▶ WHAT TO PRODUCE:
The data below must be copied in full and without any change.

▶ DATASET RECORDS:
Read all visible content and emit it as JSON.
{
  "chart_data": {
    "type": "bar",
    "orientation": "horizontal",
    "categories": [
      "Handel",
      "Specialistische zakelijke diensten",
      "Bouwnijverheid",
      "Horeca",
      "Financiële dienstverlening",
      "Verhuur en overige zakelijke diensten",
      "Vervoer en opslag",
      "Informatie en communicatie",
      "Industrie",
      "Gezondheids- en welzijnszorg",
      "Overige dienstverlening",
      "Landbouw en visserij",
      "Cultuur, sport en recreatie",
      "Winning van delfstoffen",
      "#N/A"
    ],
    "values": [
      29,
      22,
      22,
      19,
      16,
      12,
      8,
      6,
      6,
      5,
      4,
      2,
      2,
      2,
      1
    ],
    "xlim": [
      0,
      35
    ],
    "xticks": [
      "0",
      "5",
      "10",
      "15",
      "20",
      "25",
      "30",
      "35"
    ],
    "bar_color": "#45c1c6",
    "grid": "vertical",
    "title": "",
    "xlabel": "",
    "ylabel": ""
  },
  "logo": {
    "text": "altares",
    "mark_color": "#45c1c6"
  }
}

▶ WORKED SOLUTION:
Read all visible content and emit it as JSON.
{
  "chart_data": {
    "type": "bar",
    "orientation": "horizontal",
    "categories": [
      "Handel",
      "Specialistische zakelijke diensten",
      "Bouwnijverheid",
      "Horeca",
      "Financiële dienstverlening",
      "Verhuur en overige zakelijke diensten",
      "Vervoer en opslag",
      "Informatie en communicatie",
      "Industrie",
      "Gezondheids- en welzijnszorg",
      "Overige dienstverlening",
      "Landbouw en visserij",
      "Cultuur, sport en recreatie",
      "Winning van delfstoffen",
      "#N/A"
    ],
    "values": [
      29,
      22,
      22,
      19,
      16,
      12,
      8,
      6,
      6,
      5,
      4,
      2,
      2,
      2,
      1
    ],
    "xlim": [
      0,
      35
    ],
    "xticks": [
      "0",
      "5",
      "10",
      "15",
      "20",
      "25",
      "30",
      "35"
    ],
    "bar_color": "#45c1c6",
    "grid": "vertical",
    "title": "",
    "xlabel": "",
    "ylabel": ""
  },
  "logo": {
    "text": "altares",
    "mark_color": "#45c1c6"
  }
}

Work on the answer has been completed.